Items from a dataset
## START

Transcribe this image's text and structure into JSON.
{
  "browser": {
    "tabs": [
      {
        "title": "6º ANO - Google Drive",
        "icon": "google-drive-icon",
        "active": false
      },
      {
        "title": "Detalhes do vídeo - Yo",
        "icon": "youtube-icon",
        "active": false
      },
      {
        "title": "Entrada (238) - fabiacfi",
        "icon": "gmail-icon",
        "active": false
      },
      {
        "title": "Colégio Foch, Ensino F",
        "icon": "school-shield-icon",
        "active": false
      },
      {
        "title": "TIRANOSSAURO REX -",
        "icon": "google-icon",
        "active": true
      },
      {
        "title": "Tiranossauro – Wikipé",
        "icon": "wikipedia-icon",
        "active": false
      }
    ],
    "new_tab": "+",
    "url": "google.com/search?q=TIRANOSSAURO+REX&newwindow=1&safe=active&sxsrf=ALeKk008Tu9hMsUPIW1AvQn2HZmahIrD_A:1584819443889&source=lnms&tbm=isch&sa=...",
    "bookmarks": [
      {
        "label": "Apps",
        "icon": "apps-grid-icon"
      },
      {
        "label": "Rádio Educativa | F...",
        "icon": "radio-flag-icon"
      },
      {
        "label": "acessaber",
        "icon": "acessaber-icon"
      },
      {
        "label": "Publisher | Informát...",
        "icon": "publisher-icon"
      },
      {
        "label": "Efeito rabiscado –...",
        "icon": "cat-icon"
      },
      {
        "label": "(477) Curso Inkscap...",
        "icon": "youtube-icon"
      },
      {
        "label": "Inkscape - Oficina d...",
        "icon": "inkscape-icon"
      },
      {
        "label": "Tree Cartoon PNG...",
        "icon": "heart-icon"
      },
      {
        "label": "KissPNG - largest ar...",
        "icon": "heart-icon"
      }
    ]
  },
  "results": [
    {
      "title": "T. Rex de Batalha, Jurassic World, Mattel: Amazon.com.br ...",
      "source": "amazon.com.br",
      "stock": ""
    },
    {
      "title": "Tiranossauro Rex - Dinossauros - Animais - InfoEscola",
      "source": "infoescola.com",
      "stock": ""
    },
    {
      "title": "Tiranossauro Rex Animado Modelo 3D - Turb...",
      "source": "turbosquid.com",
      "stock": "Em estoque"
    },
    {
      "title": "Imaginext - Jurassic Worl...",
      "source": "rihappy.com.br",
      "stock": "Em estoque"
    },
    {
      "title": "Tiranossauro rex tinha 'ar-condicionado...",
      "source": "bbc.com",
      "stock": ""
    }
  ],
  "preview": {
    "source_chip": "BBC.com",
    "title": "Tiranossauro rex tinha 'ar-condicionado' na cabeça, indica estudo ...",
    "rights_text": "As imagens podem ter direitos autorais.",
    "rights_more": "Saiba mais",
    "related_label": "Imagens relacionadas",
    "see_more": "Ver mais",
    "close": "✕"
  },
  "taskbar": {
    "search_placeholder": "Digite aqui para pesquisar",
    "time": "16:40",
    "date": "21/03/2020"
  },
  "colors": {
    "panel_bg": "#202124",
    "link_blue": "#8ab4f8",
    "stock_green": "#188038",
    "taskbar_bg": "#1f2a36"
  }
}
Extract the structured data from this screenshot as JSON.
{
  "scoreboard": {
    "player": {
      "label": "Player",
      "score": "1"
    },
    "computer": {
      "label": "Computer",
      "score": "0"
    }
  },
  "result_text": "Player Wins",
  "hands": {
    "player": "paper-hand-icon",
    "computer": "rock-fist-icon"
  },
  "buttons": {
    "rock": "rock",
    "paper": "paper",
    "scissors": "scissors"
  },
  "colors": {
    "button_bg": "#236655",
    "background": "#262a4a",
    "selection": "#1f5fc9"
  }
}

## END

Task prompt
Extract the full listing and reproduce each line exactly.

Final answer
Transcribe this image's text and structure into JSON.
{
  "browser": {
    "tabs": [
      {
        "title": "6º ANO - Google Drive",
        "icon": "google-drive-icon",
        "active": false
      },
      {
        "title": "Detalhes do vídeo - Yo",
        "icon": "youtube-icon",
        "active": false
      },
      {
        "title": "Entrada (238) - fabiacfi",
        "icon": "gmail-icon",
        "active": false
      },
      {
        "title": "Colégio Foch, Ensino F",
        "icon": "school-shield-icon",
        "active": false
      },
      {
        "title": "TIRANOSSAURO REX -",
        "icon": "google-icon",
        "active": true
      },
      {
        "title": "Tiranossauro – Wikipé",
        "icon": "wikipedia-icon",
        "active": false
      }
    ],
    "new_tab": "+",
    "url": "google.com/search?q=TIRANOSSAURO+REX&newwindow=1&safe=active&sxsrf=ALeKk008Tu9hMsUPIW1AvQn2HZmahIrD_A:1584819443889&source=lnms&tbm=isch&sa=...",
    "bookmarks": [
      {
        "label": "Apps",
        "icon": "apps-grid-icon"
      },
      {
        "label": "Rádio Educativa | F...",
        "icon": "radio-flag-icon"
      },
      {
        "label": "acessaber",
        "icon": "acessaber-icon"
      },
      {
        "label": "Publisher | Informát...",
        "icon": "publisher-icon"
      },
      {
        "label": "Efeito rabiscado –...",
        "icon": "cat-icon"
      },
      {
        "label": "(477) Curso Inkscap...",
        "icon": "youtube-icon"
      },
      {
        "label": "Inkscape - Oficina d...",
        "icon": "inkscape-icon"
      },
      {
        "label": "Tree Cartoon PNG...",
        "icon": "heart-icon"
      },
      {
        "label": "KissPNG - largest ar...",
        "icon": "heart-icon"
      }
    ]
  },
  "results": [
    {
      "title": "T. Rex de Batalha, Jurassic World, Mattel: Amazon.com.br ...",
      "source": "amazon.com.br",
      "stock": ""
    },
    {
      "title": "Tiranossauro Rex - Dinossauros - Animais - InfoEscola",
      "source": "infoescola.com",
      "stock": ""
    },
    {
      "title": "Tiranossauro Rex Animado Modelo 3D - Turb...",
      "source": "turbosquid.com",
      "stock": "Em estoque"
    },
    {
      "title": "Imaginext - Jurassic Worl...",
      "source": "rihappy.com.br",
      "stock": "Em estoque"
    },
    {
      "title": "Tiranossauro rex tinha 'ar-condicionado...",
      "source": "bbc.com",
      "stock": ""
    }
  ],
  "preview": {
    "source_chip": "BBC.com",
    "title": "Tiranossauro rex tinha 'ar-condicionado' na cabeça, indica estudo ...",
    "rights_text": "As imagens podem ter direitos autorais.",
    "rights_more": "Saiba mais",
    "related_label": "Imagens relacionadas",
    "see_more": "Ver mais",
    "close": "✕"
  },
  "taskbar": {
    "search_placeholder": "Digite aqui para pesquisar",
    "time": "16:40",
    "date": "21/03/2020"
  },
  "colors": {
    "panel_bg": "#202124",
    "link_blue": "#8ab4f8",
    "stock_green": "#188038",
    "taskbar_bg": "#1f2a36"
  }
}
Extract the structured data from this screenshot as JSON.
{
  "scoreboard": {
    "player": {
      "label": "Player",
      "score": "1"
    },
    "computer": {
      "label": "Computer",
      "score": "0"
    }
  },
  "result_text": "Player Wins",
  "hands": {
    "player": "paper-hand-icon",
    "computer": "rock-fist-icon"
  },
  "buttons": {
    "rock": "rock",
    "paper": "paper",
    "scissors": "scissors"
  },
  "colors": {
    "button_bg": "#236655",
    "background": "#262a4a",
    "selection": "#1f5fc9"
  }
}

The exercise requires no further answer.